- [What you will do]
• a. In the HTTP-Analyze page below, (i) what has http-analyze been optimized to do, (ii) what protocol do the server and the browser use to communicate, and (iii) what does the web server send back if a requested document does not exist or access is not permitted?
• b. Return everything in the HTTP-Analyze page below from "- The document" down to "addressable HTML object.".
• c. Resume the HTTP-Analyze page below from the point where it stops.

- [Document section]
====

| Your hosting account
comes with HTTP-Analyze preinstalled and configured.
HTTP-Analyze is a log analyzer
for web servers. It analyzes the logfile of a web server and
creates a comprehensive summary report from the information
found there. http-analyze has been optimized to process large
logfiles as fast as possible.
In easier-to-understand terms,
HTTP-Analyze is a very powerful traffic analyzer that quickly
and efficiently delivers you statistics on the traffic that your
web pages have generated. It has a user-friendly graphical user
interface (GUI) that by a click of your mouse button will
produce your traffic reports.
Below we explain in more detail
how this powerful software works with your web site, as well as
provide you with definitions to the results you'll receive.
The web server is a program
running on a networked machine, waiting for connections from the
outside world to serve certain documents on behalf of a request
by a browser.
To communicate, the server and
the browser use an asynchronous communication method called the
HTTP
(hypertext transaction) protocol. It works as follows:
- The user starts the browser
and types in an URL
- The browser connects to the
given host and requests the specified document.
- The web server handles the
request and sends out a response:
a.if this document exists,
the web server delivers it
b.if it does not exist or if
access is not permitted, the web server sends back an error
message instead.
- The document delivered as an
answer to this request may contain inline objects. Inline
objects are simply URLs pointing to another resource, either
a document, an image, an applet, a video/audio stream, or
any other addressable HTML object.
- The browser then requests all
inline objects of the current page from the server using the
steps 2 and 3 above, before it can display the content of
that page.

====

- [Supplied material]
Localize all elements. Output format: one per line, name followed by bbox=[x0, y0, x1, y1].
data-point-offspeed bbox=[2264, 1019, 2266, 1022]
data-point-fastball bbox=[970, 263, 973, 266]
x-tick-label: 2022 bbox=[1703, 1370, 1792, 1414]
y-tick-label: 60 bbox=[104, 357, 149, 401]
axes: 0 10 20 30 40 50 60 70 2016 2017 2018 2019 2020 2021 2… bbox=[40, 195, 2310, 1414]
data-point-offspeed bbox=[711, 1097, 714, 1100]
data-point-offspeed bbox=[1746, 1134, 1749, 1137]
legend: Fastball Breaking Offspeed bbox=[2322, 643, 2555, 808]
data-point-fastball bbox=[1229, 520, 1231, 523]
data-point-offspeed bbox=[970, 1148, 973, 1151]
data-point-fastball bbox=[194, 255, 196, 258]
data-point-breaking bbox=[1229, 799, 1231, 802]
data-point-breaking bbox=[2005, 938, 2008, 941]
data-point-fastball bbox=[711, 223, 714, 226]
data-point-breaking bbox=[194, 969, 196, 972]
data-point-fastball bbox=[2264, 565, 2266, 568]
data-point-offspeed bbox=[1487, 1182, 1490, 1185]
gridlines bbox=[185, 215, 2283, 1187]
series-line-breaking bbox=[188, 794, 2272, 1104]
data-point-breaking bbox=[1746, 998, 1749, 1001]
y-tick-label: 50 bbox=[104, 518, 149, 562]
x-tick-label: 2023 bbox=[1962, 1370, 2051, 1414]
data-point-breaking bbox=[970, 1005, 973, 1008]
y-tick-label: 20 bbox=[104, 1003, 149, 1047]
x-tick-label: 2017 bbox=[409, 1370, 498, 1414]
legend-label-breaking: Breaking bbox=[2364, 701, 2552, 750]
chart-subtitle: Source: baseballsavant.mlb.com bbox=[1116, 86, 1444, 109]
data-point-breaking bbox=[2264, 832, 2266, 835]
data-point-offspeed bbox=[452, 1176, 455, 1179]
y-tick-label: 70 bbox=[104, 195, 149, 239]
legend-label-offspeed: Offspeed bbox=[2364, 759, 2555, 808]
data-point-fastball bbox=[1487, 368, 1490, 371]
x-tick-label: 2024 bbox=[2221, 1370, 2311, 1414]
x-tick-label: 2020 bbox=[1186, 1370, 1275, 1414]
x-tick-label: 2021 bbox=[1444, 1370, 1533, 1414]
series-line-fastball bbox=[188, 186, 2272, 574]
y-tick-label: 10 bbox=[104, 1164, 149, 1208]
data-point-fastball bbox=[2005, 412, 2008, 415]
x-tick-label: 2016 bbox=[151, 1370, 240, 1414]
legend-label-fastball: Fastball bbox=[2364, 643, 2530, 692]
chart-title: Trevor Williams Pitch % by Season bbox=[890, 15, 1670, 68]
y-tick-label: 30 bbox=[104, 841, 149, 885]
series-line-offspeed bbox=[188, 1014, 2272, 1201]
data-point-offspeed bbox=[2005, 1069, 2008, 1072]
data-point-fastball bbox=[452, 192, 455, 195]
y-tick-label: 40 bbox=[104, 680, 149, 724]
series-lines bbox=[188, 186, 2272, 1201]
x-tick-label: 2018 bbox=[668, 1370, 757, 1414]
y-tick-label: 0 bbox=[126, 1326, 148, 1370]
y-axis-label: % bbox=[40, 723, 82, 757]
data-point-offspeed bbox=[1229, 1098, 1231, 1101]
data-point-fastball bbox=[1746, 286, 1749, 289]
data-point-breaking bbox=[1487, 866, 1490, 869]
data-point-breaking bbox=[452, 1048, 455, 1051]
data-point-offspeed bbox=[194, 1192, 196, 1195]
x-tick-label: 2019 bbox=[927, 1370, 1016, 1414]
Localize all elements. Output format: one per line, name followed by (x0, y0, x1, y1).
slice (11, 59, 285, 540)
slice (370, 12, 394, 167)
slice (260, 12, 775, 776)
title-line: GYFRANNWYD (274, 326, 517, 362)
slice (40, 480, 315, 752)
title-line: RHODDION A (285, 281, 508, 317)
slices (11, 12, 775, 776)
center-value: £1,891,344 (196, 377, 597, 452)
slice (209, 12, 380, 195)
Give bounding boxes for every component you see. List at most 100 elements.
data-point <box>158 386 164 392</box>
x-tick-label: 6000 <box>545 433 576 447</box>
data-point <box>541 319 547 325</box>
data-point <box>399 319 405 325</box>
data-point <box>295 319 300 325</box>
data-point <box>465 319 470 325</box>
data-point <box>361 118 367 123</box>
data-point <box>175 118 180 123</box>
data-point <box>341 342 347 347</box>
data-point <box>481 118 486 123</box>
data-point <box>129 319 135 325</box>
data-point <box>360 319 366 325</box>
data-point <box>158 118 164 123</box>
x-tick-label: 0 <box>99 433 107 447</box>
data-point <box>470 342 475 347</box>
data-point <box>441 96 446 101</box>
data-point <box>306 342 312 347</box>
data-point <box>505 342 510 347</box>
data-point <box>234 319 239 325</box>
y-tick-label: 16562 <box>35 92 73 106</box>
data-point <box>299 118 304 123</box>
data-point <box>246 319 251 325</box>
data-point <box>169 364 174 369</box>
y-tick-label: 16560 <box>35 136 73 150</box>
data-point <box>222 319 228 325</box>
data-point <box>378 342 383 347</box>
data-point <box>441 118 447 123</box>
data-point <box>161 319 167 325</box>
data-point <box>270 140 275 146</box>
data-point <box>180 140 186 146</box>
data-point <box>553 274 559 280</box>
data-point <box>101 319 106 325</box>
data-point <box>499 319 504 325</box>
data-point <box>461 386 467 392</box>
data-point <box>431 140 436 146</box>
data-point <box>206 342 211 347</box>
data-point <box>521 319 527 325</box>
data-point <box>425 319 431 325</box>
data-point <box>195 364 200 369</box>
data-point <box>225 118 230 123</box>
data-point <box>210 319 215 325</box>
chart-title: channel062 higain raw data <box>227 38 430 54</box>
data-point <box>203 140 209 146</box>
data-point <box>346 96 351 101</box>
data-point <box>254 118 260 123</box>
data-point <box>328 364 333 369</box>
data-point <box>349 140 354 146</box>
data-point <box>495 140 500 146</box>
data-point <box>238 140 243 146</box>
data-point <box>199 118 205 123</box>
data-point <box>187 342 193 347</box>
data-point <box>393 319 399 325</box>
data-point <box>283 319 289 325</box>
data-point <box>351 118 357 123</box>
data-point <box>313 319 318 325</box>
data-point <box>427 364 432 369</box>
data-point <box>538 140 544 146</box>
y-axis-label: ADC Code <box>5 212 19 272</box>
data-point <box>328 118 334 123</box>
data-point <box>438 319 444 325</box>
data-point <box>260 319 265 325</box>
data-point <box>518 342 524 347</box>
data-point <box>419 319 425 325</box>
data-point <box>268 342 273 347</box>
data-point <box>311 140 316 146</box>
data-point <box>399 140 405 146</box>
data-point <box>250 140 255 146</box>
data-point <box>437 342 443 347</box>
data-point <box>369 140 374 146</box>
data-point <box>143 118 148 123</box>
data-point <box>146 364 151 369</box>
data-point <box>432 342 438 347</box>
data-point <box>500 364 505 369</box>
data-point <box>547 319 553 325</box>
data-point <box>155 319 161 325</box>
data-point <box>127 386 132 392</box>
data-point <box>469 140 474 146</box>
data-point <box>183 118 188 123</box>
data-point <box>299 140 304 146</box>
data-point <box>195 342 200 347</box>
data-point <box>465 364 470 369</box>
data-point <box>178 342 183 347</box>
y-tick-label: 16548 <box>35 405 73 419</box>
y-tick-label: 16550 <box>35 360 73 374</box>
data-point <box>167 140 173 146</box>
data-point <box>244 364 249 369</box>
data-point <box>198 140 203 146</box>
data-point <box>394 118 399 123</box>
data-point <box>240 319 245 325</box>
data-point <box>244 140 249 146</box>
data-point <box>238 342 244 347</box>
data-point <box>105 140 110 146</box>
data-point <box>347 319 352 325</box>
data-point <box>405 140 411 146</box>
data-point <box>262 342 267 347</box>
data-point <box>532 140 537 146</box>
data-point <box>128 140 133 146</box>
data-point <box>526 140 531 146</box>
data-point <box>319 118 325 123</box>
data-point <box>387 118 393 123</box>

====

- [Written responses]
• a.
(i) To process large logfiles as fast as possible.
(ii) The HTTP (hypertext transaction) protocol, an asynchronous communication method.
(iii) An error message.

• b.
- The document delivered as an
answer to this request may contain inline objects. Inline
objects are simply URLs pointing to another resource, either
a document, an image, an applet, a video/audio stream, or
any other addressable HTML object.

• c.
This communication method is
called asynchronous, because the browser sends out many requests
for inline documents at once (without waiting for a response
from the server before sending the next request) using different
communication channels:
Since the browser's requests are
often handled by different server processes or different threads
of a server process, there is absolutely no relationship between
the logfile entries caused by the responses from the server due
to a request of a document and it's inline objects. For example,
the order in which the server logs the successful transmission
of the document itself and the inline images contained therein
is not predictable and depends on the type of documents,
objects, server speed, system and network load, and many other
parameters.
Q: What is logged?
A: Each and every response from the server - whether it
indicates success, an error, or even a timeout (i.e. no
response) - gets logged in the server's logfile. Since the
server was hit by a request, such a response is called a Hit. In
other words, the total number of hits must equal the total
number of lines in the logfile minus the number of corrupt and
empty lines. A typical logfile entry in the Common Logfile
Format looks like:
hostname-[01/Feb/1998:10:10:00
+0100]"GET/index.html HTTP/1.0"200 4839.
The hostname field contains the
full qualified domain name (FQDN) of the site accessing your
server. The next two fields usually contain a minus (`-')
to indicate that those fields are empty. The date is surrounded
by square brackets ('[' and ']'). The next field contains
the request. It contains the request method ('GET' for example),
the name of the requested document (URL), and the protocol
specification ('HTTP/1.0').
The following field contains the
servers response code ('200' stands for an 'OK', while '404'
would mean 'Document not found', for example). The last field
contains the size of the document (some servers log the number
of bytes transferred actually, while other servers log the size
of the document, which makes a difference if the user interrupts
the transfer before the document could be transmitted
completely.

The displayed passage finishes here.